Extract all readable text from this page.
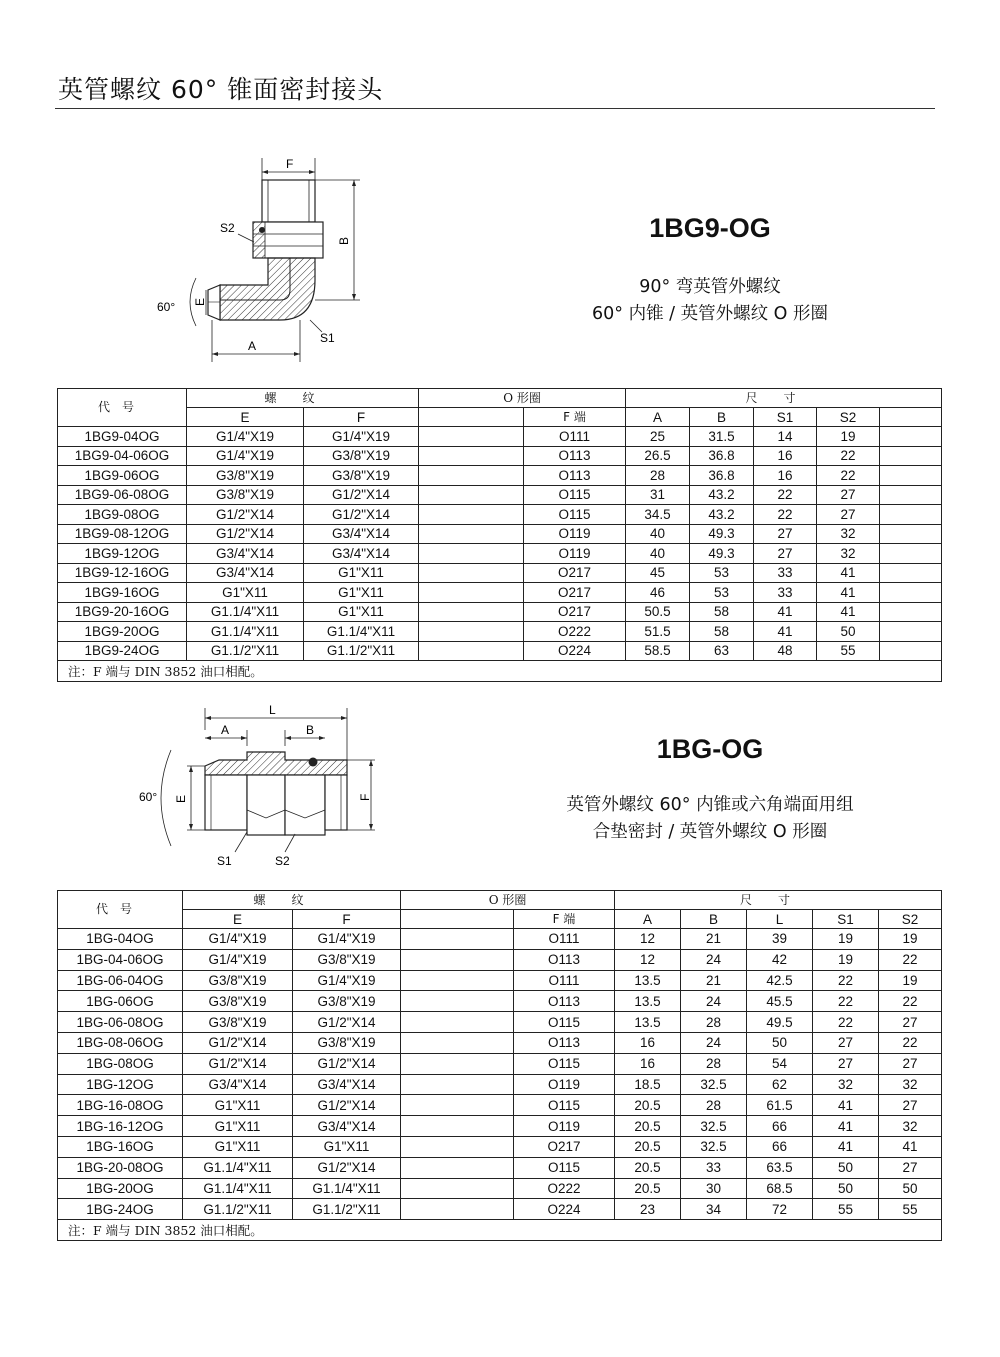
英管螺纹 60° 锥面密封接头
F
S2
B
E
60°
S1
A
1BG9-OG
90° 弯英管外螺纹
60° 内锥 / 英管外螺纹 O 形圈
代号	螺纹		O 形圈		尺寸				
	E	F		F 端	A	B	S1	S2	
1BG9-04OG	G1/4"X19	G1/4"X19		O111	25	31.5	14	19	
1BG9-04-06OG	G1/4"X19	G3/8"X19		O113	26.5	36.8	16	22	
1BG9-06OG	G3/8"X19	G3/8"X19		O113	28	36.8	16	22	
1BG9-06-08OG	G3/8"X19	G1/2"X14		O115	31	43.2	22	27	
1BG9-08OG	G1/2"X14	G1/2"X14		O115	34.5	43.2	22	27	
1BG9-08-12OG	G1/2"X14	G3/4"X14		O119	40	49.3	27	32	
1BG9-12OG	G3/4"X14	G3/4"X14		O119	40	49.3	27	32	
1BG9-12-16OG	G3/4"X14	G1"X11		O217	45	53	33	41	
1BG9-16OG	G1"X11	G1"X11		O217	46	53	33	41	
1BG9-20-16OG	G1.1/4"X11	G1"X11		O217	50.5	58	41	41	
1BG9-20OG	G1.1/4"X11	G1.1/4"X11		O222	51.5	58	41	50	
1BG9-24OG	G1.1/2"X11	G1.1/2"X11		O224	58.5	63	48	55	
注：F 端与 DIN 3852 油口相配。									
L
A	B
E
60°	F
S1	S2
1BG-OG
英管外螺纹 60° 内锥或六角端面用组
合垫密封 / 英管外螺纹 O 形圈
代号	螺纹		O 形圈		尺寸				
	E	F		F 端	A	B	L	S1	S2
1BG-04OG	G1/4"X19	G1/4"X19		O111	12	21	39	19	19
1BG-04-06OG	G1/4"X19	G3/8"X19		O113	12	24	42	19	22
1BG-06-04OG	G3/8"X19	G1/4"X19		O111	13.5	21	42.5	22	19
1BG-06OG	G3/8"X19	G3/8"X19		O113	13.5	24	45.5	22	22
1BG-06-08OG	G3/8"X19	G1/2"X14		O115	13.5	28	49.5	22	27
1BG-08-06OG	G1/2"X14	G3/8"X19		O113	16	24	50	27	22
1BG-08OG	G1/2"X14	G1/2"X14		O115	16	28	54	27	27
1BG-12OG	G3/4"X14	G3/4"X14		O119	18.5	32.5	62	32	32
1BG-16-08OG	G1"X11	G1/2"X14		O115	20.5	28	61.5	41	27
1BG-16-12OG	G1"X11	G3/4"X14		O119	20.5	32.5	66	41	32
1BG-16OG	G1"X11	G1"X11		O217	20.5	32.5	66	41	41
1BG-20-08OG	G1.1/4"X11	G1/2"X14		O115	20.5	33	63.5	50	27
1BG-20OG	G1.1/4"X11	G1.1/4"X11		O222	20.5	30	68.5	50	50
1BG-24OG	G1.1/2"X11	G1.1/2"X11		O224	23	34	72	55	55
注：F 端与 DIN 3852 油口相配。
---------------
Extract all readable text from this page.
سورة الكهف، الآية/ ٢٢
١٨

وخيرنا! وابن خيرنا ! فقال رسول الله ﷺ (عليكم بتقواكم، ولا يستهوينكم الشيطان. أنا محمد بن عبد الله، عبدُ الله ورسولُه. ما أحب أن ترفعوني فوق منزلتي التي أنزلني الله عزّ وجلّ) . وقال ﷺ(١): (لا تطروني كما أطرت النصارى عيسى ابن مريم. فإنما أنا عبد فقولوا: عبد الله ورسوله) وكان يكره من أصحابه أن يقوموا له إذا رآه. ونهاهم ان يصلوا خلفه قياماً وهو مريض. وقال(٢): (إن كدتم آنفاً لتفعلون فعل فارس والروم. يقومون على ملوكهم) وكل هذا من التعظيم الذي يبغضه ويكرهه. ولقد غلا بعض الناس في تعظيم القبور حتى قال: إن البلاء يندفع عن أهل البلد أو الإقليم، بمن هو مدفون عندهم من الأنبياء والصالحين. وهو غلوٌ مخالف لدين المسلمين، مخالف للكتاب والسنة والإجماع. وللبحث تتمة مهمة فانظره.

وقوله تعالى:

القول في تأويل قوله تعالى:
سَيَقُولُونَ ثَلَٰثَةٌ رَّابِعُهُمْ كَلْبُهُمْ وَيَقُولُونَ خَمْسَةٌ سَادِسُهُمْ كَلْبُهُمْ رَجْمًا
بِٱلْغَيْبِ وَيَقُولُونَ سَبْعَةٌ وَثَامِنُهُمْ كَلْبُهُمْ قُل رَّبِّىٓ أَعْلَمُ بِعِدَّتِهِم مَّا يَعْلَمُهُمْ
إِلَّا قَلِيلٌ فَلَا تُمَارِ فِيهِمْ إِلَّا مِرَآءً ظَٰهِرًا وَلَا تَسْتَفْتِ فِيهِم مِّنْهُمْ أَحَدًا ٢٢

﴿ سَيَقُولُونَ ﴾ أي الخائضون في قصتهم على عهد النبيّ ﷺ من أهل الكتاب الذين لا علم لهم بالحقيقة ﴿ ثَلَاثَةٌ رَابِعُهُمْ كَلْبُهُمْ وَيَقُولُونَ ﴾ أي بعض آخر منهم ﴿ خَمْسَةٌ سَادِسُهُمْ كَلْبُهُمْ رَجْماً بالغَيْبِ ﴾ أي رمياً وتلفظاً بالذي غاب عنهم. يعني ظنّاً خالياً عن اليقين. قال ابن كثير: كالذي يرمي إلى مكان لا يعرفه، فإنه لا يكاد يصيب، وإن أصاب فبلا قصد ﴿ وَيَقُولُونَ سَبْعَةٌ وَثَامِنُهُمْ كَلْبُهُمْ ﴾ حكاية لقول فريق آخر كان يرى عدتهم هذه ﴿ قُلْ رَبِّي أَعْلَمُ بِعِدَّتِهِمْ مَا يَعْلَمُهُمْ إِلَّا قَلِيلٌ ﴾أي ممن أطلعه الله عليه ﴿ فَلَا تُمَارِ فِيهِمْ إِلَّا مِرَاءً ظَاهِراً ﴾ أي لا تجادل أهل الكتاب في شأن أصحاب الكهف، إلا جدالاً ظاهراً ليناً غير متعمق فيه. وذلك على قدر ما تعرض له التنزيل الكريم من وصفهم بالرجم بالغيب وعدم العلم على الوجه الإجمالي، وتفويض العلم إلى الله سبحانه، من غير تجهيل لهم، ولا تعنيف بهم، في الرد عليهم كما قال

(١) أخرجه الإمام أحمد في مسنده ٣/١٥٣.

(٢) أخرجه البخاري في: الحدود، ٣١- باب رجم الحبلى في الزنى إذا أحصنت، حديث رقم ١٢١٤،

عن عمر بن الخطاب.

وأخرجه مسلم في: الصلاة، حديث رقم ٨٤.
---------------
— Task details —
Every line of the records that includes the word "حديث" should be gathered.

— Finished task —
(٢) أخرجه البخاري في: الحدود، ٣١- باب رجم الحبلى في الزنى إذا أحصنت، حديث رقم ١٢١٤،
وأخرجه مسلم في: الصلاة، حديث رقم ٨٤.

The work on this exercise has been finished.